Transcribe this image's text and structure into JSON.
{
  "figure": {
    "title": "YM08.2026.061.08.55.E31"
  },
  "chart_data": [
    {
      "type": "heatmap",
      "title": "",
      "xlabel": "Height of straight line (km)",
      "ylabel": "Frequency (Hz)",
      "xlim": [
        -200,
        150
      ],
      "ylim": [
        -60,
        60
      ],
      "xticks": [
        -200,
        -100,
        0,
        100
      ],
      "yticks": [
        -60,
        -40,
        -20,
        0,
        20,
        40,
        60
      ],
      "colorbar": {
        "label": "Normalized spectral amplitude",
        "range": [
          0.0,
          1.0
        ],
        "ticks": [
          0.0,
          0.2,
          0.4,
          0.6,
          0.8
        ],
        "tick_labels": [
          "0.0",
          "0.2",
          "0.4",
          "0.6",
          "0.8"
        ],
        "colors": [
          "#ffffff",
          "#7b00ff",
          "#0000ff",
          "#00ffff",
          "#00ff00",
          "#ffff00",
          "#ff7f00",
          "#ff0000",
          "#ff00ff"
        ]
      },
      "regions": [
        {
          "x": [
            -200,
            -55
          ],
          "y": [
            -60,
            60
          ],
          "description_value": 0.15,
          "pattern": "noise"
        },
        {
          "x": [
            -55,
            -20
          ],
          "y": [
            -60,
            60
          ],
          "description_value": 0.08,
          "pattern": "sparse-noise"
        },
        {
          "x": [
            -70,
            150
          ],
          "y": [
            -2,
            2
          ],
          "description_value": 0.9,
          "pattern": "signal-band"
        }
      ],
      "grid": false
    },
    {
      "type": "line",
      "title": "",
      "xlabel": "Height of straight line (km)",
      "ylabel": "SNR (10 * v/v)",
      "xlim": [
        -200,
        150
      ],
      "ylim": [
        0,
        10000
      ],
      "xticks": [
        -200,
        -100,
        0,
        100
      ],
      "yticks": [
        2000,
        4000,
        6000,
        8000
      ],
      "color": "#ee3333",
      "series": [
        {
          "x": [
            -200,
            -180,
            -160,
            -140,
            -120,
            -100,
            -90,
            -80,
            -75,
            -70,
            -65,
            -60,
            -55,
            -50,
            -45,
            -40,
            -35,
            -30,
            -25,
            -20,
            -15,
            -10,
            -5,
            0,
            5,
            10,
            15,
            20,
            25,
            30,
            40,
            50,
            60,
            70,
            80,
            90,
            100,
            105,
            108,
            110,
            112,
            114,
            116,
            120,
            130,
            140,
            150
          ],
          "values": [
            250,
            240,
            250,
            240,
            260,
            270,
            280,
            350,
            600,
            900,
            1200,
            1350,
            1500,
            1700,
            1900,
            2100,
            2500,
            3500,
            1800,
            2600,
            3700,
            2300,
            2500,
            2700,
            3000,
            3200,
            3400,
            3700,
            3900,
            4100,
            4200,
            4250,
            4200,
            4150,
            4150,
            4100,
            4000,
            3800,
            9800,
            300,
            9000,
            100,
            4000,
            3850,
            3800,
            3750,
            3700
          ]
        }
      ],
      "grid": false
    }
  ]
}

┄┄┄┄┄┄

### Exercise aim
Repeat each record exactly. Omit nothing.

### Answer to the task
Transcribe this image's text and structure into JSON.
{
  "figure": {
    "title": "YM08.2026.061.08.55.E31"
  },
  "chart_data": [
    {
      "type": "heatmap",
      "title": "",
      "xlabel": "Height of straight line (km)",
      "ylabel": "Frequency (Hz)",
      "xlim": [
        -200,
        150
      ],
      "ylim": [
        -60,
        60
      ],
      "xticks": [
        -200,
        -100,
        0,
        100
      ],
      "yticks": [
        -60,
        -40,
        -20,
        0,
        20,
        40,
        60
      ],
      "colorbar": {
        "label": "Normalized spectral amplitude",
        "range": [
          0.0,
          1.0
        ],
        "ticks": [
          0.0,
          0.2,
          0.4,
          0.6,
          0.8
        ],
        "tick_labels": [
          "0.0",
          "0.2",
          "0.4",
          "0.6",
          "0.8"
        ],
        "colors": [
          "#ffffff",
          "#7b00ff",
          "#0000ff",
          "#00ffff",
          "#00ff00",
          "#ffff00",
          "#ff7f00",
          "#ff0000",
          "#ff00ff"
        ]
      },
      "regions": [
        {
          "x": [
            -200,
            -55
          ],
          "y": [
            -60,
            60
          ],
          "description_value": 0.15,
          "pattern": "noise"
        },
        {
          "x": [
            -55,
            -20
          ],
          "y": [
            -60,
            60
          ],
          "description_value": 0.08,
          "pattern": "sparse-noise"
        },
        {
          "x": [
            -70,
            150
          ],
          "y": [
            -2,
            2
          ],
          "description_value": 0.9,
          "pattern": "signal-band"
        }
      ],
      "grid": false
    },
    {
      "type": "line",
      "title": "",
      "xlabel": "Height of straight line (km)",
      "ylabel": "SNR (10 * v/v)",
      "xlim": [
        -200,
        150
      ],
      "ylim": [
        0,
        10000
      ],
      "xticks": [
        -200,
        -100,
        0,
        100
      ],
      "yticks": [
        2000,
        4000,
        6000,
        8000
      ],
      "color": "#ee3333",
      "series": [
        {
          "x": [
            -200,
            -180,
            -160,
            -140,
            -120,
            -100,
            -90,
            -80,
            -75,
            -70,
            -65,
            -60,
            -55,
            -50,
            -45,
            -40,
            -35,
            -30,
            -25,
            -20,
            -15,
            -10,
            -5,
            0,
            5,
            10,
            15,
            20,
            25,
            30,
            40,
            50,
            60,
            70,
            80,
            90,
            100,
            105,
            108,
            110,
            112,
            114,
            116,
            120,
            130,
            140,
            150
          ],
          "values": [
            250,
            240,
            250,
            240,
            260,
            270,
            280,
            350,
            600,
            900,
            1200,
            1350,
            1500,
            1700,
            1900,
            2100,
            2500,
            3500,
            1800,
            2600,
            3700,
            2300,
            2500,
            2700,
            3000,
            3200,
            3400,
            3700,
            3900,
            4100,
            4200,
            4250,
            4200,
            4150,
            4150,
            4100,
            4000,
            3800,
            9800,
            300,
            9000,
            100,
            4000,
            3850,
            3800,
            3750,
            3700
          ]
        }
      ],
      "grid": false
    }
  ]
}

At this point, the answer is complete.